EXERCISE:
Scan the lines below for the string "State" and report how many lines contain it, giving only the number.

PROVIDED RECORDS:
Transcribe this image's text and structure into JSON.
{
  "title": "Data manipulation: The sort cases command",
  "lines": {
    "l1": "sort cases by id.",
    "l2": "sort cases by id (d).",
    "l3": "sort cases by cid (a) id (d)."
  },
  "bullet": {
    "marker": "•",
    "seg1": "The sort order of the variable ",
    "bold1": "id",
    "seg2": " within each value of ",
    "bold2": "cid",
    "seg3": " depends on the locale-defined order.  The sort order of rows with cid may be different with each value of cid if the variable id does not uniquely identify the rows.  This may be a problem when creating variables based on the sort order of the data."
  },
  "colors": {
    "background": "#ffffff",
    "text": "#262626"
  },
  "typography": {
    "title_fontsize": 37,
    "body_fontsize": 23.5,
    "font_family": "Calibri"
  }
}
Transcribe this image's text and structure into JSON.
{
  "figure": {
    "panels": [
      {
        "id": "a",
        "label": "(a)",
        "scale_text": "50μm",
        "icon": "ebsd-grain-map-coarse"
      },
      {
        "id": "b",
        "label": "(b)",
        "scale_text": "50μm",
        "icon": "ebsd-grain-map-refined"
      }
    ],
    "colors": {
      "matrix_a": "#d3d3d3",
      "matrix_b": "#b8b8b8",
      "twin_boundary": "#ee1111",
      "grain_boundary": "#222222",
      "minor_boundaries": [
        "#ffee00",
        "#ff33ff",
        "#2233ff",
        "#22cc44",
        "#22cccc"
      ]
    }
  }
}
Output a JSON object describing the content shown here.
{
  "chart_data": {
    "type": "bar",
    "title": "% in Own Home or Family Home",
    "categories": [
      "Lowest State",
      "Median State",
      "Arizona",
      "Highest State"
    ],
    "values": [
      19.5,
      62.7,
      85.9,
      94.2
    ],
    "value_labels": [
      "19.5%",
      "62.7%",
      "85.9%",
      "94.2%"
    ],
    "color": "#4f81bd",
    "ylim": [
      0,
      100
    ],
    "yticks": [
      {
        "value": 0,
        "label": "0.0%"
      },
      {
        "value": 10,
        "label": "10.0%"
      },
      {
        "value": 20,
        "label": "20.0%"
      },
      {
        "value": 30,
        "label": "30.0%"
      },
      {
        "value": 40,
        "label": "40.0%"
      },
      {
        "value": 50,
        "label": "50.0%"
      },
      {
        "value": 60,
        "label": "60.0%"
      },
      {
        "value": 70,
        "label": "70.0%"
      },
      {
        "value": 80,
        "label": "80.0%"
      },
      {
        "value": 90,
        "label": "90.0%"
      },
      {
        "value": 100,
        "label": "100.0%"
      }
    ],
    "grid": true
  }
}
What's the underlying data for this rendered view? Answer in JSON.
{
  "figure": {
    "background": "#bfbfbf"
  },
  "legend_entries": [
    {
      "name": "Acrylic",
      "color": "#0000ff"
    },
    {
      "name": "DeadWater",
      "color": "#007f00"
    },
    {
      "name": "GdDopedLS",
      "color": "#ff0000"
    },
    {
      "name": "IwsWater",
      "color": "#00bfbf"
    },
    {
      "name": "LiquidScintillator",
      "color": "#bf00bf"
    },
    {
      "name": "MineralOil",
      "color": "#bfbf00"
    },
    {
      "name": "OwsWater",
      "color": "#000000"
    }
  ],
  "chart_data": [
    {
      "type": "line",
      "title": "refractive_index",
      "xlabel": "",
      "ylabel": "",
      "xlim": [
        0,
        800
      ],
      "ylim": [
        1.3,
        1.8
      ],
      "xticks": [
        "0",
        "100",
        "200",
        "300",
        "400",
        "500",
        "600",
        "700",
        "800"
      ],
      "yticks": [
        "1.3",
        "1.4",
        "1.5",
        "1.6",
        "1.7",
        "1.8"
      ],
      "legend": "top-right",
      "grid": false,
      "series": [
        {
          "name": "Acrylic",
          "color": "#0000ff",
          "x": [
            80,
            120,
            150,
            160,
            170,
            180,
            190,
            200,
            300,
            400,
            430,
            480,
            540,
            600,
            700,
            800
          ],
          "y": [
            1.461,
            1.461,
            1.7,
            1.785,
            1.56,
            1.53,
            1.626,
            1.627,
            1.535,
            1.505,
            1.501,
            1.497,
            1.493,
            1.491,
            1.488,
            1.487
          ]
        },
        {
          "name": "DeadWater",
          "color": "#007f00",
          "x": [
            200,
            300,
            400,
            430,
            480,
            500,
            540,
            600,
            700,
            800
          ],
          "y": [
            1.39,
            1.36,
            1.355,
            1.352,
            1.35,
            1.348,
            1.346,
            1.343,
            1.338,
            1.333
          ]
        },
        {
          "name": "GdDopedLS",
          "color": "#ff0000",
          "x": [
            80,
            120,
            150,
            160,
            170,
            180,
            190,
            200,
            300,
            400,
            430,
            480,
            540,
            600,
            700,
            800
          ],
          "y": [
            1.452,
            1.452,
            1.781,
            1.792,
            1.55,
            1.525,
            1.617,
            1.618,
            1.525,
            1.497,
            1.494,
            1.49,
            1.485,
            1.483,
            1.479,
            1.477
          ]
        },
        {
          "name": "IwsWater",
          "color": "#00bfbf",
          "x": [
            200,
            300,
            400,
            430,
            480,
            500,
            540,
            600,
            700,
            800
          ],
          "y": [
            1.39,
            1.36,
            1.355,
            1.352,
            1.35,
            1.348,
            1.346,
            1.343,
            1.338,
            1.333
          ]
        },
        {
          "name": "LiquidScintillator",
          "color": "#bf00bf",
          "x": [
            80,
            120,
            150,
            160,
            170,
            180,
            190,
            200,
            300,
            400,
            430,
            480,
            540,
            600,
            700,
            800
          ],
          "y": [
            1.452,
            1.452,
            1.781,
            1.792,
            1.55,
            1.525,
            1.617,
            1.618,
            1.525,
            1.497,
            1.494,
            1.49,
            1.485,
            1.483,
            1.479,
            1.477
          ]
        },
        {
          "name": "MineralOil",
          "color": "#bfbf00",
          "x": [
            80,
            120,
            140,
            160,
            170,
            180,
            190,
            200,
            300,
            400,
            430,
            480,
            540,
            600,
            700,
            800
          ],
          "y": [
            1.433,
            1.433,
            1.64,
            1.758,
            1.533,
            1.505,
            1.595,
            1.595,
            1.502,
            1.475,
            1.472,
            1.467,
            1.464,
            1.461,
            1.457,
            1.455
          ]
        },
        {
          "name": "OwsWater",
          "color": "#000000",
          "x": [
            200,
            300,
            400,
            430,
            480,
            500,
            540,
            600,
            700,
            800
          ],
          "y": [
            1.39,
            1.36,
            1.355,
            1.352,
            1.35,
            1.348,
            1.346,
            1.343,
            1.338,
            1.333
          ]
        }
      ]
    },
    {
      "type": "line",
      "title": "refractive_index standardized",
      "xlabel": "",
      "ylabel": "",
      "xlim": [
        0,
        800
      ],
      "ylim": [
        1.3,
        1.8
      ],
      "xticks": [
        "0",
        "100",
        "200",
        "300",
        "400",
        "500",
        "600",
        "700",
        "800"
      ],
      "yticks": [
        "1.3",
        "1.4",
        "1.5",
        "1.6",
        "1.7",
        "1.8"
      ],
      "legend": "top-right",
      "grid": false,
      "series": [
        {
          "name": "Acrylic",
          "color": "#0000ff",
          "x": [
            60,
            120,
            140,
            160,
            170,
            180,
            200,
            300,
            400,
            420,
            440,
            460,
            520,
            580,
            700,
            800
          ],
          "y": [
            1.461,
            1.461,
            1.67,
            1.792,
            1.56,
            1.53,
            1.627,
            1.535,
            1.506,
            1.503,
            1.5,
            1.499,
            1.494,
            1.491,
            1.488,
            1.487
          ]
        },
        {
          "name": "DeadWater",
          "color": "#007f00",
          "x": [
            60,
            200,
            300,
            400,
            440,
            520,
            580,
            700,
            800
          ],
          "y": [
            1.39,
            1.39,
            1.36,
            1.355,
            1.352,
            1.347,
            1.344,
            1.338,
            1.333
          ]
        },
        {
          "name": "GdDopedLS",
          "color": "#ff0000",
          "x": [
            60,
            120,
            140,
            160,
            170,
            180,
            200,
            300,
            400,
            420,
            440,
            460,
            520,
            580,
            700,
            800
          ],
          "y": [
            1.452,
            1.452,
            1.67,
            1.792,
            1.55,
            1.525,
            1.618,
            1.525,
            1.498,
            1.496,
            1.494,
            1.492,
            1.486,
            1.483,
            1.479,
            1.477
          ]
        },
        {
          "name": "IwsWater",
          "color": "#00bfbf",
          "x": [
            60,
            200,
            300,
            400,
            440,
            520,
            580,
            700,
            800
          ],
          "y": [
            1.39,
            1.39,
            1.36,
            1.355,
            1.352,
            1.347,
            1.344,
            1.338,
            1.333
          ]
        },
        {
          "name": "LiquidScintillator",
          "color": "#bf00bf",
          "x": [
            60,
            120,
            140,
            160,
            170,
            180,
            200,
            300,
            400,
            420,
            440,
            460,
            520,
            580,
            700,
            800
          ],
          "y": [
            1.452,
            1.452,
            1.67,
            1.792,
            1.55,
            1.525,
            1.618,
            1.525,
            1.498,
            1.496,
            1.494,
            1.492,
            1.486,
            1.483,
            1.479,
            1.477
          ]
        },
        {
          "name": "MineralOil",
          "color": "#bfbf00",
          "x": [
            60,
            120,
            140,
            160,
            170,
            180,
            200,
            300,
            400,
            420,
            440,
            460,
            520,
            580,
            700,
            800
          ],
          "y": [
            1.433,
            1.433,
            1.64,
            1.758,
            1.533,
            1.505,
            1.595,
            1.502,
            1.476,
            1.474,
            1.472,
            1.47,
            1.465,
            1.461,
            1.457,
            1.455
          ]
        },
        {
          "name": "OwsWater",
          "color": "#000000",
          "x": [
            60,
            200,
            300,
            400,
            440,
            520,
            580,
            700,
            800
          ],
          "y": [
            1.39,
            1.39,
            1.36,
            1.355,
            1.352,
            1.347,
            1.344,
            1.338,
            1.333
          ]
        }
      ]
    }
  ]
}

SOLUTION TO THIS TASK:
3